— START OF AVAILABLE DATA —

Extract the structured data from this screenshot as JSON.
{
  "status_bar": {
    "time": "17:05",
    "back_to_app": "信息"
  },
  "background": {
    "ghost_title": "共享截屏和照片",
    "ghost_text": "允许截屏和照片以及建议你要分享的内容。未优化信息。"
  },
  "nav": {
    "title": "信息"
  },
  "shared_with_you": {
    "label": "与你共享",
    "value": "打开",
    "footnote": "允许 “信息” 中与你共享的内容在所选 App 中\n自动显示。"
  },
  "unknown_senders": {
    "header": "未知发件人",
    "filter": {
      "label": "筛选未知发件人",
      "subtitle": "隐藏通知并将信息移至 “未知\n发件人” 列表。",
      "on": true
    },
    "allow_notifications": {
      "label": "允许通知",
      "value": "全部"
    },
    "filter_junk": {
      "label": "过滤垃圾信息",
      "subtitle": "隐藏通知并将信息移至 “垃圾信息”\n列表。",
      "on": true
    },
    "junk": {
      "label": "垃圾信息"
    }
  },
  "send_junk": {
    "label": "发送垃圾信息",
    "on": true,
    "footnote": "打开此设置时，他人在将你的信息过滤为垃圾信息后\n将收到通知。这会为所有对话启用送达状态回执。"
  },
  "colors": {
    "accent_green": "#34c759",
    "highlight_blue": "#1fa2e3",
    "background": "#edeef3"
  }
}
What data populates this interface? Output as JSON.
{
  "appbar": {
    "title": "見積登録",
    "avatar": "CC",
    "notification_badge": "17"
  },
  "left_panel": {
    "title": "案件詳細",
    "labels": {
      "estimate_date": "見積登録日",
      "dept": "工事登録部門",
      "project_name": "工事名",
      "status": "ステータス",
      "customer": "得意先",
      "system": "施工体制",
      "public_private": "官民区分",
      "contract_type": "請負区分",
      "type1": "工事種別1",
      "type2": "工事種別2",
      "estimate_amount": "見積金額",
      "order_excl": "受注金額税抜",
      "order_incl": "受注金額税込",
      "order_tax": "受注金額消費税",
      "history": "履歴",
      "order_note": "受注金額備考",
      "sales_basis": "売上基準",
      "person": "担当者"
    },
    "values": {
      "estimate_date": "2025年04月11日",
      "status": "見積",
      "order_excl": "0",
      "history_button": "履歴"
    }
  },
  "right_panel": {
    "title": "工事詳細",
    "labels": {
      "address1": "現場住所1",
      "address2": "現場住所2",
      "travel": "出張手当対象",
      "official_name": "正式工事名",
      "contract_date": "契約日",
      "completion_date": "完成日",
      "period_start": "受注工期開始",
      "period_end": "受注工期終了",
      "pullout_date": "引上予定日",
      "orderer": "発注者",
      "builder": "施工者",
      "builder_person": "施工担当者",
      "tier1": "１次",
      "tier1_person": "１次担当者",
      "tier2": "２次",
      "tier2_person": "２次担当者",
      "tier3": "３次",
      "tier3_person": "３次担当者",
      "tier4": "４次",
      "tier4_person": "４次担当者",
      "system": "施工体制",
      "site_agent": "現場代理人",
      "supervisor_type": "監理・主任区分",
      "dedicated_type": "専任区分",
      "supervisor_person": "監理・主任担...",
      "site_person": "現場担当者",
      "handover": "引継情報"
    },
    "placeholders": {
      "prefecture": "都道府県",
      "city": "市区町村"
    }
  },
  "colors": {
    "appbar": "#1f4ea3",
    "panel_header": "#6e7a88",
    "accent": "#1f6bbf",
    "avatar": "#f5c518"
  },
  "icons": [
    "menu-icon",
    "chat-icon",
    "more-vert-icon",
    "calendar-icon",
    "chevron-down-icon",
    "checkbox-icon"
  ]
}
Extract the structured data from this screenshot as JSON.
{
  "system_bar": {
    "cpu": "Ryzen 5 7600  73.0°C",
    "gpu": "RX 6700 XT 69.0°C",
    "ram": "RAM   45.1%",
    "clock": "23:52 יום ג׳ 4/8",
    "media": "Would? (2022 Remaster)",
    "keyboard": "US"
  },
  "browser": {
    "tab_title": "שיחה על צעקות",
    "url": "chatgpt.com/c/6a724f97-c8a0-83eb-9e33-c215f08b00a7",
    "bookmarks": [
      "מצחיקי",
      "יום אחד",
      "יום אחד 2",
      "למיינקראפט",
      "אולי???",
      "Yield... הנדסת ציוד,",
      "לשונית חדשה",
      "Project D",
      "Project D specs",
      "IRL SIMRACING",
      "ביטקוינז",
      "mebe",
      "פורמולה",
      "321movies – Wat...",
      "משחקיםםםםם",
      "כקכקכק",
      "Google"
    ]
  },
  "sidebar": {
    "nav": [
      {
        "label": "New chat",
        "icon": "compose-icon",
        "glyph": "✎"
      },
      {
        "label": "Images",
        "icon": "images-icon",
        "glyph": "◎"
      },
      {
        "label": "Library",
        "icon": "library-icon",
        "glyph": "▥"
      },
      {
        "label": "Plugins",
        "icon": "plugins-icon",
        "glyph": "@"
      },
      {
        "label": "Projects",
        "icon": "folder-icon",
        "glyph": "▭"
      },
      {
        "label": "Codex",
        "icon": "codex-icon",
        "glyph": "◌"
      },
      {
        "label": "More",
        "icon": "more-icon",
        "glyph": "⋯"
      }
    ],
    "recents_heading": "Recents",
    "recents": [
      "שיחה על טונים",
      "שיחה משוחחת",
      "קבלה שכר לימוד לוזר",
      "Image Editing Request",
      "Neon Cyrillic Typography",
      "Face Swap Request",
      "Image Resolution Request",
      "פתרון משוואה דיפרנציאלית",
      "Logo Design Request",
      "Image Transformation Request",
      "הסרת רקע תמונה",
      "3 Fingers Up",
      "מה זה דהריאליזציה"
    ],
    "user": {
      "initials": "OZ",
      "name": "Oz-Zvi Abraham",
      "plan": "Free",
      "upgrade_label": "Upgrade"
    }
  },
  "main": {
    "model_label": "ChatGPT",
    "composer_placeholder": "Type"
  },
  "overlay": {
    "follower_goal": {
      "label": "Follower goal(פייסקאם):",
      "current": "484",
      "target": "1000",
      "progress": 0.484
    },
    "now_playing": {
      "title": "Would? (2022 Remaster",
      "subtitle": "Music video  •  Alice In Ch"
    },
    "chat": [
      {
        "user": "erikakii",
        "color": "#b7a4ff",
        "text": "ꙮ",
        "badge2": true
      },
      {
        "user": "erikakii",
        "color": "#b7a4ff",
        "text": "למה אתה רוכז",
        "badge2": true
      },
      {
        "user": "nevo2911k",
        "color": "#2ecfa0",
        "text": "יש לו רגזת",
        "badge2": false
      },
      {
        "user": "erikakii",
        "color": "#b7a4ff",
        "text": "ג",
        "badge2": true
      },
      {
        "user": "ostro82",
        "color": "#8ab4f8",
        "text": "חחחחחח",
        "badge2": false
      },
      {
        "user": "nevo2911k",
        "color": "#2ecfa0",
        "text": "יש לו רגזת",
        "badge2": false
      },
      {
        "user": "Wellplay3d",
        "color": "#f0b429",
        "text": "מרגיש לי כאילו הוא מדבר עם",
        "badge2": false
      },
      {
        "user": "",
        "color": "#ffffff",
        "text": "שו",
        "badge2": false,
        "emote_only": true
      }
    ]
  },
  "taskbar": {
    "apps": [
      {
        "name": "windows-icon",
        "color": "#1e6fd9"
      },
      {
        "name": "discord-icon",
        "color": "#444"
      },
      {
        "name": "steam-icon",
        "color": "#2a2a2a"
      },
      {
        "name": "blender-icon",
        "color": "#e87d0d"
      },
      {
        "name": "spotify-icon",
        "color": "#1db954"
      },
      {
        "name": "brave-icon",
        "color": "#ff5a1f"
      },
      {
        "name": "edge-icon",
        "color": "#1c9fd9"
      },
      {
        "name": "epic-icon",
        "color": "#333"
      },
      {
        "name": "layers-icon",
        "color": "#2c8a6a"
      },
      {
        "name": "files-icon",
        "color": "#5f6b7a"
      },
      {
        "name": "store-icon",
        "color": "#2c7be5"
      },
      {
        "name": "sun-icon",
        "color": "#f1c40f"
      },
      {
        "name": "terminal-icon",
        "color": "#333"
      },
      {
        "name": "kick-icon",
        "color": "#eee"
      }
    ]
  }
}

— END OF AVAILABLE DATA —

> **TASK OBJECTIVE**
How many lines of these entries contain "隐藏通知并将信息移至"? Answer with the number and nothing else.

> **FINISHED TASK**
2